> _GIVEN INSTRUCTION_: Copy out the data exactly, leaving the pictures behind.

> _RECORD SET_:
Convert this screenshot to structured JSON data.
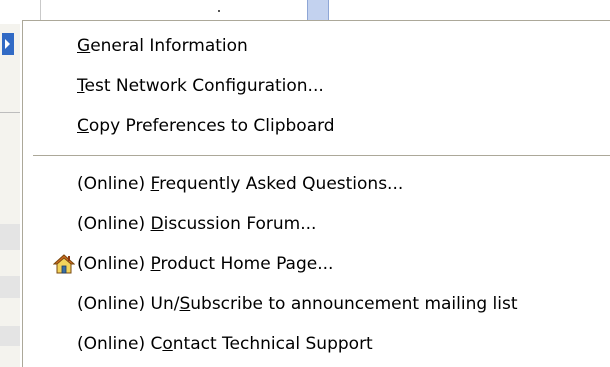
{
  "window": {
    "topbar_has_selection": true
  },
  "menu": {
    "groups": [
      [
        {
          "prefix": "",
          "mnemonic": "G",
          "rest": "eneral Information"
        },
        {
          "prefix": "",
          "mnemonic": "T",
          "rest": "est Network Configuration..."
        },
        {
          "prefix": "",
          "mnemonic": "C",
          "rest": "opy Preferences to Clipboard"
        }
      ],
      [
        {
          "prefix": "(Online) ",
          "mnemonic": "F",
          "rest": "requently Asked Questions..."
        },
        {
          "prefix": "(Online) ",
          "mnemonic": "D",
          "rest": "iscussion Forum..."
        },
        {
          "prefix": "(Online) ",
          "mnemonic": "P",
          "rest": "roduct Home Page...",
          "icon": "home-icon"
        },
        {
          "prefix": "(Online) Un/",
          "mnemonic": "S",
          "rest": "ubscribe to announcement mailing list"
        },
        {
          "prefix": "(Online) C",
          "mnemonic": "o",
          "rest": "ntact Technical Support"
        }
      ]
    ]
  },
  "colors": {
    "menu_bg": "#ffffff",
    "menu_border": "#aca899",
    "selection_blue": "#316ac5",
    "home_roof": "#d46a1f",
    "home_wall": "#f2d35c"
  }
}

> _EXERCISE RESULT_:
Convert this screenshot to structured JSON data.
{
  "window": {
    "topbar_has_selection": true
  },
  "menu": {
    "groups": [
      [
        {
          "prefix": "",
          "mnemonic": "G",
          "rest": "eneral Information"
        },
        {
          "prefix": "",
          "mnemonic": "T",
          "rest": "est Network Configuration..."
        },
        {
          "prefix": "",
          "mnemonic": "C",
          "rest": "opy Preferences to Clipboard"
        }
      ],
      [
        {
          "prefix": "(Online) ",
          "mnemonic": "F",
          "rest": "requently Asked Questions..."
        },
        {
          "prefix": "(Online) ",
          "mnemonic": "D",
          "rest": "iscussion Forum..."
        },
        {
          "prefix": "(Online) ",
          "mnemonic": "P",
          "rest": "roduct Home Page...",
          "icon": "home-icon"
        },
        {
          "prefix": "(Online) Un/",
          "mnemonic": "S",
          "rest": "ubscribe to announcement mailing list"
        },
        {
          "prefix": "(Online) C",
          "mnemonic": "o",
          "rest": "ntact Technical Support"
        }
      ]
    ]
  },
  "colors": {
    "menu_bg": "#ffffff",
    "menu_border": "#aca899",
    "selection_blue": "#316ac5",
    "home_roof": "#d46a1f",
    "home_wall": "#f2d35c"
  }
}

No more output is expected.